■ Short problem: Copy each line below exactly and leave the pictures out.

Collected data entries
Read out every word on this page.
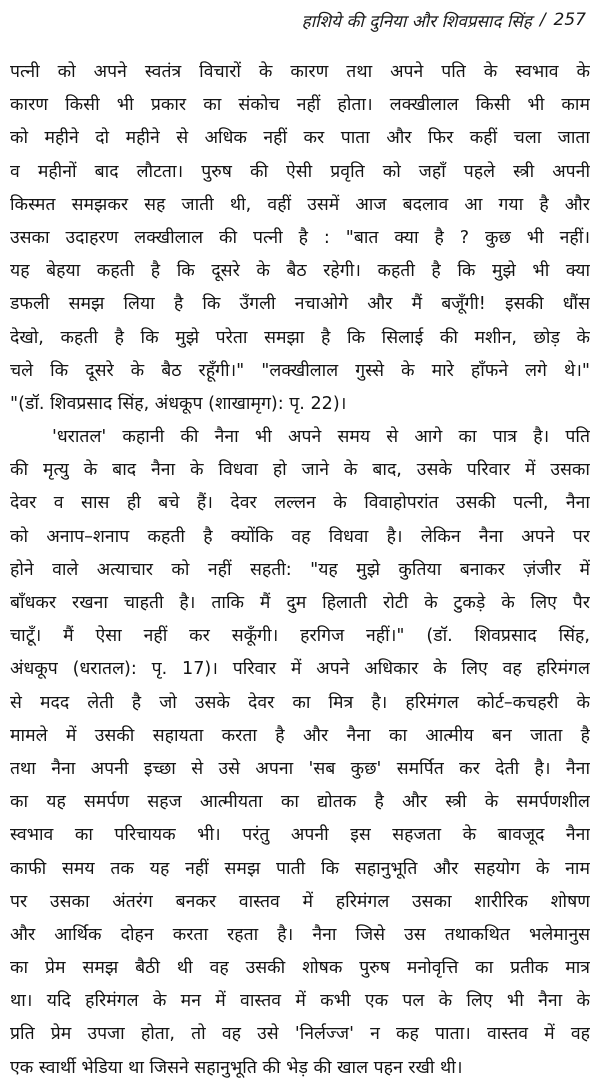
हाशिये की दुनिया और शिवप्रसाद सिंह / 257
पत्नी को अपने स्वतंत्र विचारों के कारण तथा अपने पति के स्वभाव के
कारण किसी भी प्रकार का संकोच नहीं होता। लक्खीलाल किसी भी काम
को महीने दो महीने से अधिक नहीं कर पाता और फिर कहीं चला जाता
व महीनों बाद लौटता। पुरुष की ऐसी प्रवृति को जहाँ पहले स्त्री अपनी
किस्मत समझकर सह जाती थी, वहीं उसमें आज बदलाव आ गया है और
उसका उदाहरण लक्खीलाल की पत्नी है : "बात क्या है ? कुछ भी नहीं।
यह बेहया कहती है कि दूसरे के बैठ रहेगी। कहती है कि मुझे भी क्या
डफली समझ लिया है कि उँगली नचाओगे और मैं बजूँगी! इसकी धौंस
देखो, कहती है कि मुझे परेता समझा है कि सिलाई की मशीन, छोड़ के
चले कि दूसरे के बैठ रहूँगी।" "लक्खीलाल गुस्से के मारे हाँफने लगे थे।"
"(डॉ. शिवप्रसाद सिंह, अंधकूप (शाखामृग): पृ. 22)।
'धरातल' कहानी की नैना भी अपने समय से आगे का पात्र है। पति
की मृत्यु के बाद नैना के विधवा हो जाने के बाद, उसके परिवार में उसका
देवर व सास ही बचे हैं। देवर लल्लन के विवाहोपरांत उसकी पत्नी, नैना
को अनाप–शनाप कहती है क्योंकि वह विधवा है। लेकिन नैना अपने पर
होने वाले अत्याचार को नहीं सहती: "यह मुझे कुतिया बनाकर ज़ंजीर में
बाँधकर रखना चाहती है। ताकि मैं दुम हिलाती रोटी के टुकड़े के लिए पैर
चाटूँ। मैं ऐसा नहीं कर सकूँगी। हरगिज नहीं।" (डॉ. शिवप्रसाद सिंह,
अंधकूप (धरातल): पृ. 17)। परिवार में अपने अधिकार के लिए वह हरिमंगल
से मदद लेती है जो उसके देवर का मित्र है। हरिमंगल कोर्ट–कचहरी के
मामले में उसकी सहायता करता है और नैना का आत्मीय बन जाता है
तथा नैना अपनी इच्छा से उसे अपना 'सब कुछ' समर्पित कर देती है। नैना
का यह समर्पण सहज आत्मीयता का द्योतक है और स्त्री के समर्पणशील
स्वभाव का परिचायक भी। परंतु अपनी इस सहजता के बावजूद नैना
काफी समय तक यह नहीं समझ पाती कि सहानुभूति और सहयोग के नाम
पर उसका अंतरंग बनकर वास्तव में हरिमंगल उसका शारीरिक शोषण
और आर्थिक दोहन करता रहता है। नैना जिसे उस तथाकथित भलेमानुस
का प्रेम समझ बैठी थी वह उसकी शोषक पुरुष मनोवृत्ति का प्रतीक मात्र
था। यदि हरिमंगल के मन में वास्तव में कभी एक पल के लिए भी नैना के
प्रति प्रेम उपजा होता, तो वह उसे 'निर्लज्ज' न कह पाता। वास्तव में वह
एक स्वार्थी भेडिया था जिसने सहानुभूति की भेड़ की खाल पहन रखी थी।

■ Solution for this exercise:
Read out every word on this page.
हाशिये की दुनिया और शिवप्रसाद सिंह / 257
पत्नी को अपने स्वतंत्र विचारों के कारण तथा अपने पति के स्वभाव के
कारण किसी भी प्रकार का संकोच नहीं होता। लक्खीलाल किसी भी काम
को महीने दो महीने से अधिक नहीं कर पाता और फिर कहीं चला जाता
व महीनों बाद लौटता। पुरुष की ऐसी प्रवृति को जहाँ पहले स्त्री अपनी
किस्मत समझकर सह जाती थी, वहीं उसमें आज बदलाव आ गया है और
उसका उदाहरण लक्खीलाल की पत्नी है : "बात क्या है ? कुछ भी नहीं।
यह बेहया कहती है कि दूसरे के बैठ रहेगी। कहती है कि मुझे भी क्या
डफली समझ लिया है कि उँगली नचाओगे और मैं बजूँगी! इसकी धौंस
देखो, कहती है कि मुझे परेता समझा है कि सिलाई की मशीन, छोड़ के
चले कि दूसरे के बैठ रहूँगी।" "लक्खीलाल गुस्से के मारे हाँफने लगे थे।"
"(डॉ. शिवप्रसाद सिंह, अंधकूप (शाखामृग): पृ. 22)।
'धरातल' कहानी की नैना भी अपने समय से आगे का पात्र है। पति
की मृत्यु के बाद नैना के विधवा हो जाने के बाद, उसके परिवार में उसका
देवर व सास ही बचे हैं। देवर लल्लन के विवाहोपरांत उसकी पत्नी, नैना
को अनाप–शनाप कहती है क्योंकि वह विधवा है। लेकिन नैना अपने पर
होने वाले अत्याचार को नहीं सहती: "यह मुझे कुतिया बनाकर ज़ंजीर में
बाँधकर रखना चाहती है। ताकि मैं दुम हिलाती रोटी के टुकड़े के लिए पैर
चाटूँ। मैं ऐसा नहीं कर सकूँगी। हरगिज नहीं।" (डॉ. शिवप्रसाद सिंह,
अंधकूप (धरातल): पृ. 17)। परिवार में अपने अधिकार के लिए वह हरिमंगल
से मदद लेती है जो उसके देवर का मित्र है। हरिमंगल कोर्ट–कचहरी के
मामले में उसकी सहायता करता है और नैना का आत्मीय बन जाता है
तथा नैना अपनी इच्छा से उसे अपना 'सब कुछ' समर्पित कर देती है। नैना
का यह समर्पण सहज आत्मीयता का द्योतक है और स्त्री के समर्पणशील
स्वभाव का परिचायक भी। परंतु अपनी इस सहजता के बावजूद नैना
काफी समय तक यह नहीं समझ पाती कि सहानुभूति और सहयोग के नाम
पर उसका अंतरंग बनकर वास्तव में हरिमंगल उसका शारीरिक शोषण
और आर्थिक दोहन करता रहता है। नैना जिसे उस तथाकथित भलेमानुस
का प्रेम समझ बैठी थी वह उसकी शोषक पुरुष मनोवृत्ति का प्रतीक मात्र
था। यदि हरिमंगल के मन में वास्तव में कभी एक पल के लिए भी नैना के
प्रति प्रेम उपजा होता, तो वह उसे 'निर्लज्ज' न कह पाता। वास्तव में वह
एक स्वार्थी भेडिया था जिसने सहानुभूति की भेड़ की खाल पहन रखी थी।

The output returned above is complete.